**REQUIRED TASK**: Can you transcribe every record below exactly as it appears?
--- begin ---
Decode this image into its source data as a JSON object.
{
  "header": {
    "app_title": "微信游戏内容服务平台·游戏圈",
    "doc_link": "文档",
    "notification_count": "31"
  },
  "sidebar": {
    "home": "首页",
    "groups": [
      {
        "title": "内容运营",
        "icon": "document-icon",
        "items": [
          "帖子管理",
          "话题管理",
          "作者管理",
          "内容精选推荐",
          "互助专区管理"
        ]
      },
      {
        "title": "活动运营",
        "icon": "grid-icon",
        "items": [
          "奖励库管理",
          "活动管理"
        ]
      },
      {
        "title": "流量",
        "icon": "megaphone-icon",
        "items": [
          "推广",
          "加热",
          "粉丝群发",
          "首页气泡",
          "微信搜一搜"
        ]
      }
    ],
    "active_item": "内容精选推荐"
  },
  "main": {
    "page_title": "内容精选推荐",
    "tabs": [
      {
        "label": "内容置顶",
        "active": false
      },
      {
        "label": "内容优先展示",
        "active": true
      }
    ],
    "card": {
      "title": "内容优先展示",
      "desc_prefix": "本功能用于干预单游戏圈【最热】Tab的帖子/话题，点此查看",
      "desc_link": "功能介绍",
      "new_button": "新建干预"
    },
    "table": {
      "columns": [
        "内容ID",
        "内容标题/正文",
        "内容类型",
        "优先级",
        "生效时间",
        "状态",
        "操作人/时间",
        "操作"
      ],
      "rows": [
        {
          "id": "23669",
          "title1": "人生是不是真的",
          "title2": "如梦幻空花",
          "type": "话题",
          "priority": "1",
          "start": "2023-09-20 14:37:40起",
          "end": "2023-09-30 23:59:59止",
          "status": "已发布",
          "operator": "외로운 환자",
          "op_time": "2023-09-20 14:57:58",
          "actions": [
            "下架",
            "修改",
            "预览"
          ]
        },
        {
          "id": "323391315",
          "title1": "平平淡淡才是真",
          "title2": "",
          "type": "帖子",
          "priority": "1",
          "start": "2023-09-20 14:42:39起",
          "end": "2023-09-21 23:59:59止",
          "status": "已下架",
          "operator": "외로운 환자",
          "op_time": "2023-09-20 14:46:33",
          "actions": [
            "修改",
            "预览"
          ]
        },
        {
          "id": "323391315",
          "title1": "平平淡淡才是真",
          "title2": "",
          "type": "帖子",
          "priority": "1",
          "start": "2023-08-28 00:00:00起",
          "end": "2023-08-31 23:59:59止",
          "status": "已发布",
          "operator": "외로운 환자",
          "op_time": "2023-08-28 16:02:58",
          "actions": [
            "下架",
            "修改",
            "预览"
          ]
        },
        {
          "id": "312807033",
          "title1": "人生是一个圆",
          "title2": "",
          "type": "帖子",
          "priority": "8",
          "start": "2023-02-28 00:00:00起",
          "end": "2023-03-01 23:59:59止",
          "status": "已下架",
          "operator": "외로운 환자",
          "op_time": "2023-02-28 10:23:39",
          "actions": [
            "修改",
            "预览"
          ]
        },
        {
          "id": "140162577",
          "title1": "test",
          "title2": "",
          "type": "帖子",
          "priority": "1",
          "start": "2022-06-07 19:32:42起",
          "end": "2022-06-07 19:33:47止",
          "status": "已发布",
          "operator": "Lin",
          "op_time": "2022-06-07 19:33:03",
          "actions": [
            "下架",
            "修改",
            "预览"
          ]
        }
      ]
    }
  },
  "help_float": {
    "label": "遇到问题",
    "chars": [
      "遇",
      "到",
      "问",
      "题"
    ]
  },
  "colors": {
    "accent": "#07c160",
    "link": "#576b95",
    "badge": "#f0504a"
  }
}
--- end ---
**ANSWER TO THE EXERCISE**:
Decode this image into its source data as a JSON object.
{
  "header": {
    "app_title": "微信游戏内容服务平台·游戏圈",
    "doc_link": "文档",
    "notification_count": "31"
  },
  "sidebar": {
    "home": "首页",
    "groups": [
      {
        "title": "内容运营",
        "icon": "document-icon",
        "items": [
          "帖子管理",
          "话题管理",
          "作者管理",
          "内容精选推荐",
          "互助专区管理"
        ]
      },
      {
        "title": "活动运营",
        "icon": "grid-icon",
        "items": [
          "奖励库管理",
          "活动管理"
        ]
      },
      {
        "title": "流量",
        "icon": "megaphone-icon",
        "items": [
          "推广",
          "加热",
          "粉丝群发",
          "首页气泡",
          "微信搜一搜"
        ]
      }
    ],
    "active_item": "内容精选推荐"
  },
  "main": {
    "page_title": "内容精选推荐",
    "tabs": [
      {
        "label": "内容置顶",
        "active": false
      },
      {
        "label": "内容优先展示",
        "active": true
      }
    ],
    "card": {
      "title": "内容优先展示",
      "desc_prefix": "本功能用于干预单游戏圈【最热】Tab的帖子/话题，点此查看",
      "desc_link": "功能介绍",
      "new_button": "新建干预"
    },
    "table": {
      "columns": [
        "内容ID",
        "内容标题/正文",
        "内容类型",
        "优先级",
        "生效时间",
        "状态",
        "操作人/时间",
        "操作"
      ],
      "rows": [
        {
          "id": "23669",
          "title1": "人生是不是真的",
          "title2": "如梦幻空花",
          "type": "话题",
          "priority": "1",
          "start": "2023-09-20 14:37:40起",
          "end": "2023-09-30 23:59:59止",
          "status": "已发布",
          "operator": "외로운 환자",
          "op_time": "2023-09-20 14:57:58",
          "actions": [
            "下架",
            "修改",
            "预览"
          ]
        },
        {
          "id": "323391315",
          "title1": "平平淡淡才是真",
          "title2": "",
          "type": "帖子",
          "priority": "1",
          "start": "2023-09-20 14:42:39起",
          "end": "2023-09-21 23:59:59止",
          "status": "已下架",
          "operator": "외로운 환자",
          "op_time": "2023-09-20 14:46:33",
          "actions": [
            "修改",
            "预览"
          ]
        },
        {
          "id": "323391315",
          "title1": "平平淡淡才是真",
          "title2": "",
          "type": "帖子",
          "priority": "1",
          "start": "2023-08-28 00:00:00起",
          "end": "2023-08-31 23:59:59止",
          "status": "已发布",
          "operator": "외로운 환자",
          "op_time": "2023-08-28 16:02:58",
          "actions": [
            "下架",
            "修改",
            "预览"
          ]
        },
        {
          "id": "312807033",
          "title1": "人生是一个圆",
          "title2": "",
          "type": "帖子",
          "priority": "8",
          "start": "2023-02-28 00:00:00起",
          "end": "2023-03-01 23:59:59止",
          "status": "已下架",
          "operator": "외로운 환자",
          "op_time": "2023-02-28 10:23:39",
          "actions": [
            "修改",
            "预览"
          ]
        },
        {
          "id": "140162577",
          "title1": "test",
          "title2": "",
          "type": "帖子",
          "priority": "1",
          "start": "2022-06-07 19:32:42起",
          "end": "2022-06-07 19:33:47止",
          "status": "已发布",
          "operator": "Lin",
          "op_time": "2022-06-07 19:33:03",
          "actions": [
            "下架",
            "修改",
            "预览"
          ]
        }
      ]
    }
  },
  "help_float": {
    "label": "遇到问题",
    "chars": [
      "遇",
      "到",
      "问",
      "题"
    ]
  },
  "colors": {
    "accent": "#07c160",
    "link": "#576b95",
    "badge": "#f0504a"
  }
}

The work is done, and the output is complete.